### [Available records]
····················

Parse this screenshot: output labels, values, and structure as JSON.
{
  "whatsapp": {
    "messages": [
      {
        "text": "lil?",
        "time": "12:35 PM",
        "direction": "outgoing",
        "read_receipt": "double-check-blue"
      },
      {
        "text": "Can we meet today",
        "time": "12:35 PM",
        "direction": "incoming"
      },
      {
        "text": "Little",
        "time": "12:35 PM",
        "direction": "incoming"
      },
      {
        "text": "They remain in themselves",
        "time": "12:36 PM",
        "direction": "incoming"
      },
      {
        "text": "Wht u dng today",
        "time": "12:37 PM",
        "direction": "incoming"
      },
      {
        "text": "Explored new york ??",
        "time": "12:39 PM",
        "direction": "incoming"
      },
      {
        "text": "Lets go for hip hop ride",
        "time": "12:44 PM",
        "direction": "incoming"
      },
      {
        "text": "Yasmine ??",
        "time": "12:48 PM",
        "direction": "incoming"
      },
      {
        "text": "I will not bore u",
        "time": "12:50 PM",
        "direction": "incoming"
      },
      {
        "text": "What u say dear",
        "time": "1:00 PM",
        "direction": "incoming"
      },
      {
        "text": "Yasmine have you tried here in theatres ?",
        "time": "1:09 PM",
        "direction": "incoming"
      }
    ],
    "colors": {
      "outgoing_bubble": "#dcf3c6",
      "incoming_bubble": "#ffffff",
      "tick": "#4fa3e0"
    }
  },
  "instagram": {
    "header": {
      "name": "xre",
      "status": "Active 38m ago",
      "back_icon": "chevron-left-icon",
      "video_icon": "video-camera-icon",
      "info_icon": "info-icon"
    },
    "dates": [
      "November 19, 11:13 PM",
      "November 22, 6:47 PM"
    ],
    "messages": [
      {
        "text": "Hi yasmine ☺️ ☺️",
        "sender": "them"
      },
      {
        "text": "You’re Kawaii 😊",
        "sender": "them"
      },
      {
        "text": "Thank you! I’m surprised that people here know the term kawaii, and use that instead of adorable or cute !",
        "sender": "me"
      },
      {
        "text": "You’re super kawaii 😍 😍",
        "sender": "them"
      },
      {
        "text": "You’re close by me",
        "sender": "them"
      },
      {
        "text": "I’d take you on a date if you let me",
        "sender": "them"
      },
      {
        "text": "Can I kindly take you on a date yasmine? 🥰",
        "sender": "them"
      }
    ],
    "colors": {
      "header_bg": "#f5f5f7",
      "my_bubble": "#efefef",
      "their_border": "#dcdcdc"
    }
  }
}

····················

### [Aim of the task]
Retype the records that precede this task, keeping them exactly the same.

### [Answer to the task]
Parse this screenshot: output labels, values, and structure as JSON.
{
  "whatsapp": {
    "messages": [
      {
        "text": "lil?",
        "time": "12:35 PM",
        "direction": "outgoing",
        "read_receipt": "double-check-blue"
      },
      {
        "text": "Can we meet today",
        "time": "12:35 PM",
        "direction": "incoming"
      },
      {
        "text": "Little",
        "time": "12:35 PM",
        "direction": "incoming"
      },
      {
        "text": "They remain in themselves",
        "time": "12:36 PM",
        "direction": "incoming"
      },
      {
        "text": "Wht u dng today",
        "time": "12:37 PM",
        "direction": "incoming"
      },
      {
        "text": "Explored new york ??",
        "time": "12:39 PM",
        "direction": "incoming"
      },
      {
        "text": "Lets go for hip hop ride",
        "time": "12:44 PM",
        "direction": "incoming"
      },
      {
        "text": "Yasmine ??",
        "time": "12:48 PM",
        "direction": "incoming"
      },
      {
        "text": "I will not bore u",
        "time": "12:50 PM",
        "direction": "incoming"
      },
      {
        "text": "What u say dear",
        "time": "1:00 PM",
        "direction": "incoming"
      },
      {
        "text": "Yasmine have you tried here in theatres ?",
        "time": "1:09 PM",
        "direction": "incoming"
      }
    ],
    "colors": {
      "outgoing_bubble": "#dcf3c6",
      "incoming_bubble": "#ffffff",
      "tick": "#4fa3e0"
    }
  },
  "instagram": {
    "header": {
      "name": "xre",
      "status": "Active 38m ago",
      "back_icon": "chevron-left-icon",
      "video_icon": "video-camera-icon",
      "info_icon": "info-icon"
    },
    "dates": [
      "November 19, 11:13 PM",
      "November 22, 6:47 PM"
    ],
    "messages": [
      {
        "text": "Hi yasmine ☺️ ☺️",
        "sender": "them"
      },
      {
        "text": "You’re Kawaii 😊",
        "sender": "them"
      },
      {
        "text": "Thank you! I’m surprised that people here know the term kawaii, and use that instead of adorable or cute !",
        "sender": "me"
      },
      {
        "text": "You’re super kawaii 😍 😍",
        "sender": "them"
      },
      {
        "text": "You’re close by me",
        "sender": "them"
      },
      {
        "text": "I’d take you on a date if you let me",
        "sender": "them"
      },
      {
        "text": "Can I kindly take you on a date yasmine? 🥰",
        "sender": "them"
      }
    ],
    "colors": {
      "header_bg": "#f5f5f7",
      "my_bubble": "#efefef",
      "their_border": "#dcdcdc"
    }
  }
}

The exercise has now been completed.